WHAT THE TASK REQUIRES: Your task is to copy each line that has the word "right".

Stored entries
________________________________________

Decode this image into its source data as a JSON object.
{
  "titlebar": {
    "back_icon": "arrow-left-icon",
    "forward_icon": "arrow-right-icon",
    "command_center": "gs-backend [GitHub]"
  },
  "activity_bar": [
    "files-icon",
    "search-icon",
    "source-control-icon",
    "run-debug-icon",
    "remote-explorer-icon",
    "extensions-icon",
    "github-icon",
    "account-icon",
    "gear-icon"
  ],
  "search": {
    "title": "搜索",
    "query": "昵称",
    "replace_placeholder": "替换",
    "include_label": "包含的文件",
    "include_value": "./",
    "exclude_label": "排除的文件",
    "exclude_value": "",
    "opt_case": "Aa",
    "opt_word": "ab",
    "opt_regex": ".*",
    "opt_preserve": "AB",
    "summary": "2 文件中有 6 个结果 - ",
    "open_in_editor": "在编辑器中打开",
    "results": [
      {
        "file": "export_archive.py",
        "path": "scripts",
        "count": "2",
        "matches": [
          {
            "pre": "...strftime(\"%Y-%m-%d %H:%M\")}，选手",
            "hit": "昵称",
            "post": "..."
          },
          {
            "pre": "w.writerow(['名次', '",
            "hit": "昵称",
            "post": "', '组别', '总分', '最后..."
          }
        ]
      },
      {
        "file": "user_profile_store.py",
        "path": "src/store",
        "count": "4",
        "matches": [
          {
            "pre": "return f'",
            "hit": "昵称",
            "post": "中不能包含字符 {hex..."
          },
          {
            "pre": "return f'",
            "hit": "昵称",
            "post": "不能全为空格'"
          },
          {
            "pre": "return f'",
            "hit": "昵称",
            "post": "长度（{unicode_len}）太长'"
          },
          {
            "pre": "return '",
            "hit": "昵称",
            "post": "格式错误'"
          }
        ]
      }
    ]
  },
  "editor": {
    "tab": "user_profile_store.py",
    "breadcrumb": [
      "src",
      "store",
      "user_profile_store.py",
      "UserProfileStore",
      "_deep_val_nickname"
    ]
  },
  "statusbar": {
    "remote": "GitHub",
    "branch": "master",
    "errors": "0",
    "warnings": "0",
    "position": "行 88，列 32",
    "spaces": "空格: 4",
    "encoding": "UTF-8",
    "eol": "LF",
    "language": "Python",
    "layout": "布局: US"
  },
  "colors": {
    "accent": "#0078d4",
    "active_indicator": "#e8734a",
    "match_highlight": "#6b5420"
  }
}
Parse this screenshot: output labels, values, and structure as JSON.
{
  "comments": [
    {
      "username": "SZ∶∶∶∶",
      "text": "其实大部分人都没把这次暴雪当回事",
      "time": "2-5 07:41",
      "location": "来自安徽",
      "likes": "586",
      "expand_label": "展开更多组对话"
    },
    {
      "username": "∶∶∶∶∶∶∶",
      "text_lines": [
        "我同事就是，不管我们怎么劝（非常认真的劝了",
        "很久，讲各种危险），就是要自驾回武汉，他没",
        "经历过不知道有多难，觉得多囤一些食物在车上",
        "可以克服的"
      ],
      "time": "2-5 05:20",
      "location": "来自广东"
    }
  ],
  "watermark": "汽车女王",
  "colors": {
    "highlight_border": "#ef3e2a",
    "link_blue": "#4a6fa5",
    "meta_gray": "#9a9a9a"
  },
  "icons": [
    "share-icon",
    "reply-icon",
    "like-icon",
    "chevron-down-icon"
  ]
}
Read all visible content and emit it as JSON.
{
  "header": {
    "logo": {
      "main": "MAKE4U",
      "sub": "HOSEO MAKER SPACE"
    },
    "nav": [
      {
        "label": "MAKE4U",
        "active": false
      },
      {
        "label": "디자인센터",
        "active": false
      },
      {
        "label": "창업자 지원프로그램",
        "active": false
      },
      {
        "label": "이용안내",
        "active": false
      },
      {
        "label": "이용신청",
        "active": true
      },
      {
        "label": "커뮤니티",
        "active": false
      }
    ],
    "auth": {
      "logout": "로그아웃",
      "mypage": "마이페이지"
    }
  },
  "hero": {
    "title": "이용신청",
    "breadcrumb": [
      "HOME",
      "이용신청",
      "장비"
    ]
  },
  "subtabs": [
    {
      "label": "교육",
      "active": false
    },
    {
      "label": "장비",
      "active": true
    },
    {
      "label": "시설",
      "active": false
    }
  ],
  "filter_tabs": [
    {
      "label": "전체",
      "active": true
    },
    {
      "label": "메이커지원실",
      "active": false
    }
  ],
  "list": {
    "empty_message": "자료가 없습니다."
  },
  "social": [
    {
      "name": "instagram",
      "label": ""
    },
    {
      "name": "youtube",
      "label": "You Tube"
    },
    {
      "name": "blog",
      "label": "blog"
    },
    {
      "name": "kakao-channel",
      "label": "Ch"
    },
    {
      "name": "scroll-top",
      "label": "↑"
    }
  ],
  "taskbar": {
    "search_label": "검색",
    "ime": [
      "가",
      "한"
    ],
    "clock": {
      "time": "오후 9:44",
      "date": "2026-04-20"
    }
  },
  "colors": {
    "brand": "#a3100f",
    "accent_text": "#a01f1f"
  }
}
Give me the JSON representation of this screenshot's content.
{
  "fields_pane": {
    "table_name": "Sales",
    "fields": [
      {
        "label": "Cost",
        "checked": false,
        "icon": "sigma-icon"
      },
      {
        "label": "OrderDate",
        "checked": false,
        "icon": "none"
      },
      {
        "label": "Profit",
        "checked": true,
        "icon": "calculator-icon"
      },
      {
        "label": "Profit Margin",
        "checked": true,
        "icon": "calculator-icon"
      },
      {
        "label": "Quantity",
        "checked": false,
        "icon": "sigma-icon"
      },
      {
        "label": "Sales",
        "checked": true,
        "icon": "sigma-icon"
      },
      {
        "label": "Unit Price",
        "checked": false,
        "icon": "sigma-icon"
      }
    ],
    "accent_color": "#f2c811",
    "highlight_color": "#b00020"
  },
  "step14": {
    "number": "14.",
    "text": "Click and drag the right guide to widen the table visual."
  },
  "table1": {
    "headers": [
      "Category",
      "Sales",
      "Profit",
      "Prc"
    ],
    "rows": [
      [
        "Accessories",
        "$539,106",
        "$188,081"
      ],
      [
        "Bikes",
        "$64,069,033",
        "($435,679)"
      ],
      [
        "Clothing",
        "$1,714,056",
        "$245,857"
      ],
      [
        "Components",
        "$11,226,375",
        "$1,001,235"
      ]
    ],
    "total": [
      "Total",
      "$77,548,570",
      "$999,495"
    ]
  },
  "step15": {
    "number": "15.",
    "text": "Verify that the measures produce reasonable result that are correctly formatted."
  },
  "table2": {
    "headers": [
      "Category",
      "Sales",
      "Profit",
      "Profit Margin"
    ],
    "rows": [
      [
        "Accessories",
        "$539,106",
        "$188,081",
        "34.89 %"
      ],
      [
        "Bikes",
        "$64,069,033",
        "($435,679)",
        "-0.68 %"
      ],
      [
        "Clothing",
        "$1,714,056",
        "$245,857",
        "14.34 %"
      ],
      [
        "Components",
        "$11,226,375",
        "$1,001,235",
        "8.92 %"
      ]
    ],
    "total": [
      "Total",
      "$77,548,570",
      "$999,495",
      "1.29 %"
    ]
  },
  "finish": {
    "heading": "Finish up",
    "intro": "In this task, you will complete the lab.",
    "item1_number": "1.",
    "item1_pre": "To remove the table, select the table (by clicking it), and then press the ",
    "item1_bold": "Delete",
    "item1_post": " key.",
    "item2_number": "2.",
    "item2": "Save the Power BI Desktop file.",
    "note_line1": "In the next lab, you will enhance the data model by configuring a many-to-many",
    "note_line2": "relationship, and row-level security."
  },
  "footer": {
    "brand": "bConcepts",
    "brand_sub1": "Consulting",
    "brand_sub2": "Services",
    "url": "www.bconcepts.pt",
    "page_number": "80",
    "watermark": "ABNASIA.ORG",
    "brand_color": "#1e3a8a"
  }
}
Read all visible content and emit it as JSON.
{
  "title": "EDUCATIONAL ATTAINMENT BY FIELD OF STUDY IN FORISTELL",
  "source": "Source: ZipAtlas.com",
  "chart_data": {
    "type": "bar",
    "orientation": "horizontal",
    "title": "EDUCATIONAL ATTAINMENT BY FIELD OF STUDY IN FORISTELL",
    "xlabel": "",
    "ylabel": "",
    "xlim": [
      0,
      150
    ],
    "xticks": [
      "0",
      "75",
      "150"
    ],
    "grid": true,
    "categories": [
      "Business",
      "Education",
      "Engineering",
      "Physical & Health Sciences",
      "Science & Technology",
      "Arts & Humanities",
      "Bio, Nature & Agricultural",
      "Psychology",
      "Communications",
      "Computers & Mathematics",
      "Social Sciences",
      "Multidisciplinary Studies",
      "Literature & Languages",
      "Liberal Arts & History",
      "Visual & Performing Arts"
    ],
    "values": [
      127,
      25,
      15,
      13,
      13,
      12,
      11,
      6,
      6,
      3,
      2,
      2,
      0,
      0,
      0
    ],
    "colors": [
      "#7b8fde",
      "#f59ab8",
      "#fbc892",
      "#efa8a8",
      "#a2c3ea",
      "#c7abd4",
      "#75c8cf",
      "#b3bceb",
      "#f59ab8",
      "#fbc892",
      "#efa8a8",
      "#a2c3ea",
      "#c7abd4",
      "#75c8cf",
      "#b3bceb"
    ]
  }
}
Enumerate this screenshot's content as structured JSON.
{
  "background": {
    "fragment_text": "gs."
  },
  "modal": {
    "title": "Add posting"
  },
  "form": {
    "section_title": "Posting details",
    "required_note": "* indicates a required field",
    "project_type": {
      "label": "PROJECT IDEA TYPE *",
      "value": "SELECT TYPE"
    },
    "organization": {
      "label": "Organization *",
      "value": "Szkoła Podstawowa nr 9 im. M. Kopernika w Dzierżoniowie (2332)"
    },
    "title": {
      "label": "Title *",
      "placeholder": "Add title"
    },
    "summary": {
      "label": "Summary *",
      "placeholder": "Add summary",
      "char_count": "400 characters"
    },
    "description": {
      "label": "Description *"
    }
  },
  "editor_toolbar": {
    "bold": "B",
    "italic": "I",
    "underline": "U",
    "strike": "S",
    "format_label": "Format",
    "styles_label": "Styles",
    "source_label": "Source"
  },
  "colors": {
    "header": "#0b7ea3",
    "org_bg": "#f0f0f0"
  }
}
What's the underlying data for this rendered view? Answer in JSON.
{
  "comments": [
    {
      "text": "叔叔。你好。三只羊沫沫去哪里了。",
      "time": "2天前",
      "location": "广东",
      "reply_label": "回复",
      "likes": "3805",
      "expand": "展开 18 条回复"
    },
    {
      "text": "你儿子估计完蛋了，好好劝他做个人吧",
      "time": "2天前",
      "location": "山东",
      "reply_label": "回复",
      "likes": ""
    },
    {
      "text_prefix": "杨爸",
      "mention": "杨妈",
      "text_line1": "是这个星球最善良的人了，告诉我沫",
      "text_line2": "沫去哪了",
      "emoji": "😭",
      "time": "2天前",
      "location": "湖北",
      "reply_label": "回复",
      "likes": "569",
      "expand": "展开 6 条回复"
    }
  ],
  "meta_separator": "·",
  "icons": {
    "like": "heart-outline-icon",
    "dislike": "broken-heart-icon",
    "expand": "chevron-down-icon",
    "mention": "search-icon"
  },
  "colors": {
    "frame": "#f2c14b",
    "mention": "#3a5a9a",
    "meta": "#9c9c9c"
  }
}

________________________________________

OUTPUT OF THE TASK:
    "forward_icon": "arrow-right-icon",
    "text": "Click and drag the right guide to widen the table visual."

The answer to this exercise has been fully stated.